### [Short exercise]
Your task is to locate every line holding the string "عاشورا" and to copy each of them.

(Stored items from a collection)
>> Start

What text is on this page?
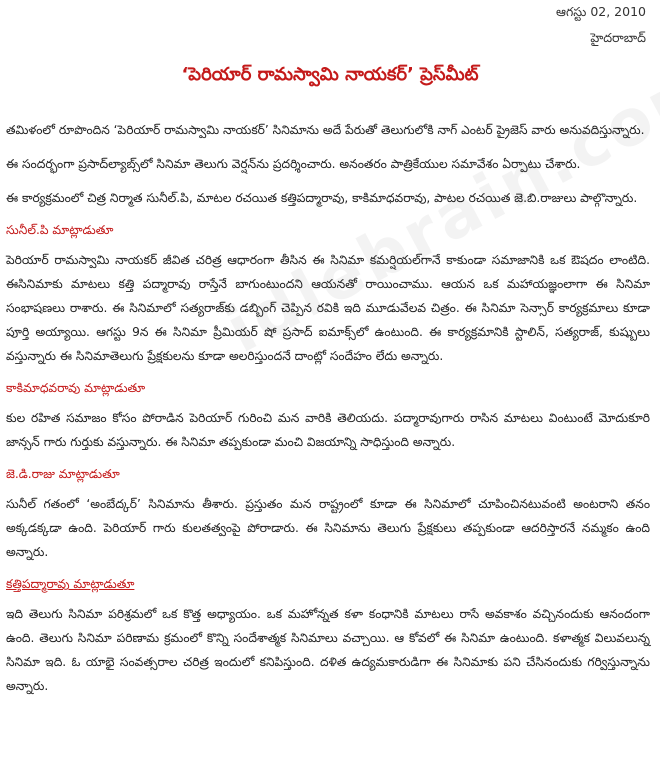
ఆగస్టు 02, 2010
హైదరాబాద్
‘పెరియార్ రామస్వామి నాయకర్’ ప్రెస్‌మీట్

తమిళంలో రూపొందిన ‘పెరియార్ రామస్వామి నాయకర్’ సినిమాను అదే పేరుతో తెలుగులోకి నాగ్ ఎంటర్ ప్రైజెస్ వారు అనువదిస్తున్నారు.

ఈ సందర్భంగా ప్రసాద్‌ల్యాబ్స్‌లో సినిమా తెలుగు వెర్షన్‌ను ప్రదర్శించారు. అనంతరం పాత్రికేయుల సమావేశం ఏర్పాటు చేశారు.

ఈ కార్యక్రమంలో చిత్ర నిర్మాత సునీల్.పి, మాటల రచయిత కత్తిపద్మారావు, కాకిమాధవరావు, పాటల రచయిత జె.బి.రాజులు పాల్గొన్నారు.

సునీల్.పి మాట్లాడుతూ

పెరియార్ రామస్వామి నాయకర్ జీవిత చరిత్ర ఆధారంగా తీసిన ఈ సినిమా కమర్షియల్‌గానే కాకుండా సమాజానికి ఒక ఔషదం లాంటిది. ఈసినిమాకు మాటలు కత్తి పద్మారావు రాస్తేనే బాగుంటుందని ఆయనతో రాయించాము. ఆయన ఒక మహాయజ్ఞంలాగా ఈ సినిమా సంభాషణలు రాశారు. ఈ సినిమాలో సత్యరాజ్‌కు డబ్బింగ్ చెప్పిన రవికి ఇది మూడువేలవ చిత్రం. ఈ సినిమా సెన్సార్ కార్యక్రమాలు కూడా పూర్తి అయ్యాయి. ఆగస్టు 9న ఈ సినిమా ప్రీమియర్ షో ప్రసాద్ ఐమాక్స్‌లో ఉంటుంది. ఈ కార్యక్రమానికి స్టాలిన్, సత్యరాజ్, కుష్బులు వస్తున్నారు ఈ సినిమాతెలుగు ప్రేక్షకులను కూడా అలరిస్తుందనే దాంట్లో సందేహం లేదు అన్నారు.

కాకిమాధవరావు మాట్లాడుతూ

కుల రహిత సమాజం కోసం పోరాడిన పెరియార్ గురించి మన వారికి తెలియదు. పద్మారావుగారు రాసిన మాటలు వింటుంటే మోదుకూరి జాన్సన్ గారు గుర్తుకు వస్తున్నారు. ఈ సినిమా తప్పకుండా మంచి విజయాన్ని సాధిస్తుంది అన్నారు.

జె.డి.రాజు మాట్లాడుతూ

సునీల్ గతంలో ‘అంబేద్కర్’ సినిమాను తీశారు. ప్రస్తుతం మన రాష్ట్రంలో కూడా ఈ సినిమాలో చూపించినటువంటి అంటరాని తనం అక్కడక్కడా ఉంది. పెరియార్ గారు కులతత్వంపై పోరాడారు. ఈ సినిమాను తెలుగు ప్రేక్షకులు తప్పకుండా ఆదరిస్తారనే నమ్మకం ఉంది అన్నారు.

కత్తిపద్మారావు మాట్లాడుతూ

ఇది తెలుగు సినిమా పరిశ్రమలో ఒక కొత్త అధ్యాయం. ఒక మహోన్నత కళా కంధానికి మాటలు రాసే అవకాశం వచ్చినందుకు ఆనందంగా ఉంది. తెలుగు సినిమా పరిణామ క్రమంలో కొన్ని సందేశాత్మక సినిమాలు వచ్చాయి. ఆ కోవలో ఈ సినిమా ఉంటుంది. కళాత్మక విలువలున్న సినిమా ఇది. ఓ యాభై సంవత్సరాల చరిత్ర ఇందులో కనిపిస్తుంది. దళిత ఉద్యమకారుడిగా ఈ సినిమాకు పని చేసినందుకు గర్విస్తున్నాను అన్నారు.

>> End
>> Start

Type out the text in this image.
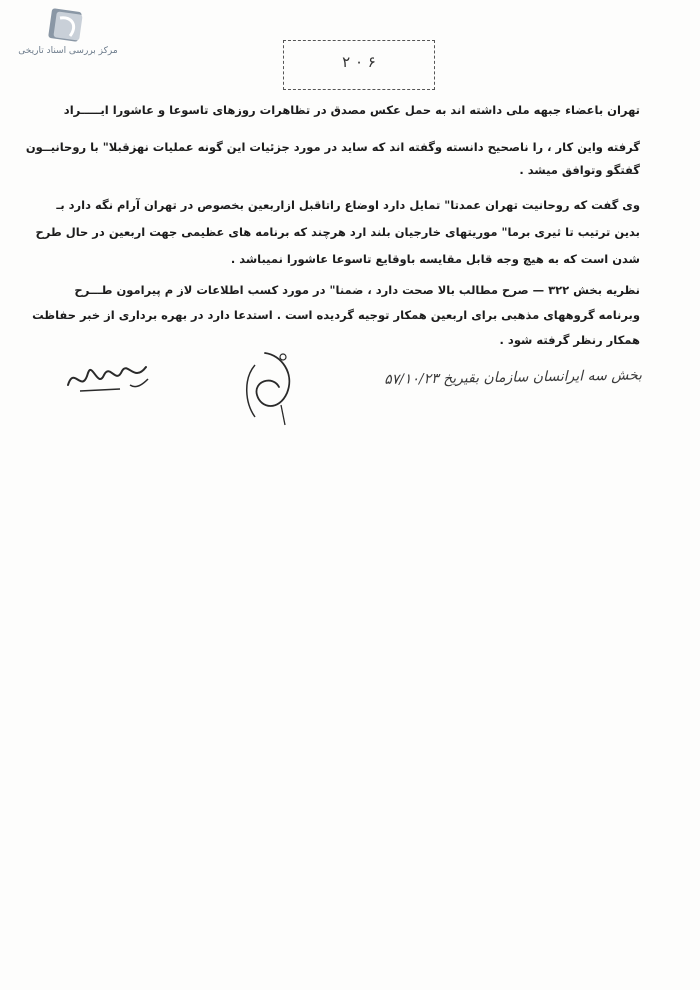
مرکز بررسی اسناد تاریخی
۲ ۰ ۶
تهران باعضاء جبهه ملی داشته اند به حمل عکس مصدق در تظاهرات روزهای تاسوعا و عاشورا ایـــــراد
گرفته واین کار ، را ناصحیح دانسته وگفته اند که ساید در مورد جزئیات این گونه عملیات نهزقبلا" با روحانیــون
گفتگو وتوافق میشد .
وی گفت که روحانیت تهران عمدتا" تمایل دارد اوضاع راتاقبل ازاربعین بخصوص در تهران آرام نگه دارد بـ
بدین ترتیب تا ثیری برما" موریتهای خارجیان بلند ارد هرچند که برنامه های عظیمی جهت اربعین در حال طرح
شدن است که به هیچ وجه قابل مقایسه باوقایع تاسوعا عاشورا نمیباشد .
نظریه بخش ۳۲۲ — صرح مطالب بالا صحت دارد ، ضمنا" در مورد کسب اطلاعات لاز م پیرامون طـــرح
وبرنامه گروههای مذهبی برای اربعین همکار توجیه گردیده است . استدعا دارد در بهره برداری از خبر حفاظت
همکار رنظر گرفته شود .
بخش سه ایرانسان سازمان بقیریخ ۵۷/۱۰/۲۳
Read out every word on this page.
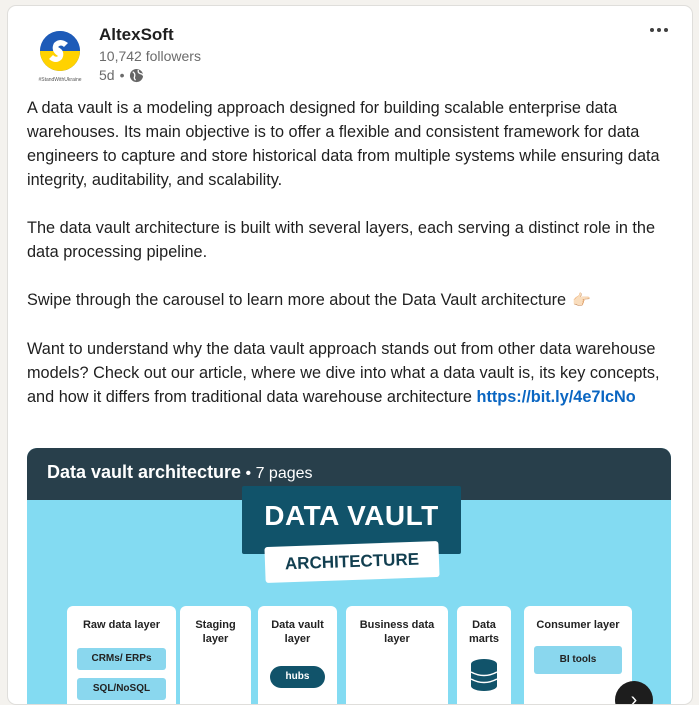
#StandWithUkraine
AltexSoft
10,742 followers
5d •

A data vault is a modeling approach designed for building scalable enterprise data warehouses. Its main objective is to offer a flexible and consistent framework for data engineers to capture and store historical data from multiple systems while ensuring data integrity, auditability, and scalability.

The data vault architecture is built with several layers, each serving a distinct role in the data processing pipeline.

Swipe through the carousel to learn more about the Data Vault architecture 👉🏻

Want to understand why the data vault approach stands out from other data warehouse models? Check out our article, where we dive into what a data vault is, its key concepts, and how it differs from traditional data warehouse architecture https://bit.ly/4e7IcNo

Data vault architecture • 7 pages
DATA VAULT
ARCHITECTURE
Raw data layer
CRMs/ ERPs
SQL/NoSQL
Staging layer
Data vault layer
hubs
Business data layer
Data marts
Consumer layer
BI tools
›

>> End
>> Start

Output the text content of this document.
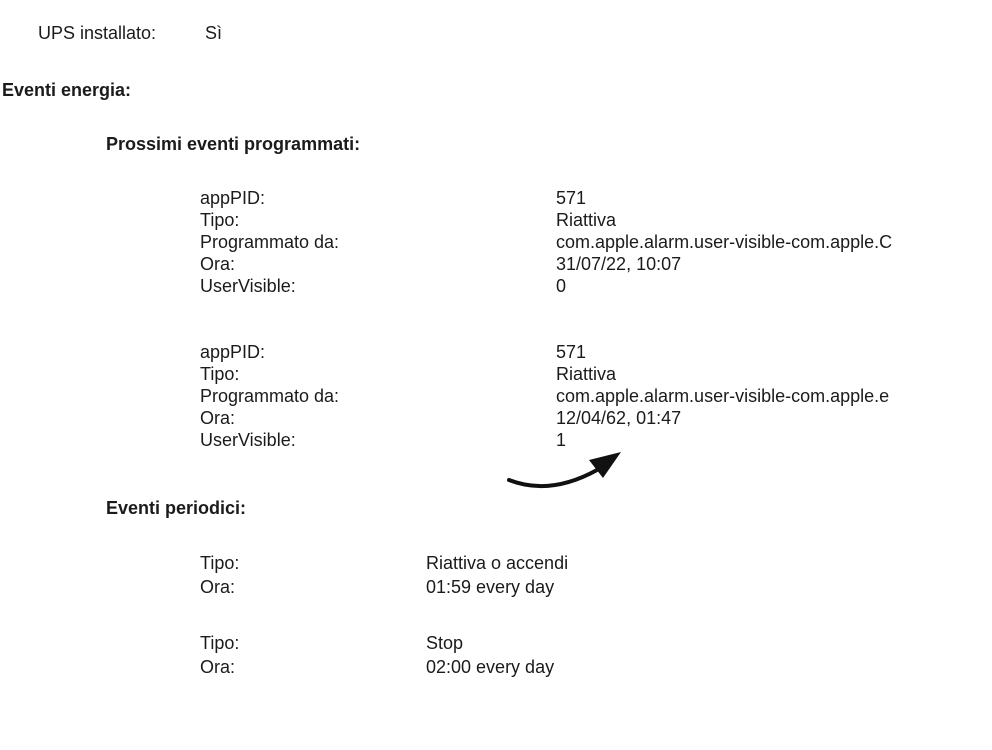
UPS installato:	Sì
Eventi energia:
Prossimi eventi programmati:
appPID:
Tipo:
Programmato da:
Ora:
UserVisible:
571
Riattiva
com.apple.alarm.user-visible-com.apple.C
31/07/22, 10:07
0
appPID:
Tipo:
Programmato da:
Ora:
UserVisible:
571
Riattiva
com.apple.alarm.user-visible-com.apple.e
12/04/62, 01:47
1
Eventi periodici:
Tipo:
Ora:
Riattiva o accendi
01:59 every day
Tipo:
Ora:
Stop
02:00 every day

>> End

### [Written answer]
تهران باعضاء جبهه ملی داشته اند به حمل عکس مصدق در تظاهرات روزهای تاسوعا و عاشورا ایـــــراد
شدن است که به هیچ وجه قابل مقایسه باوقایع تاسوعا عاشورا نمیباشد .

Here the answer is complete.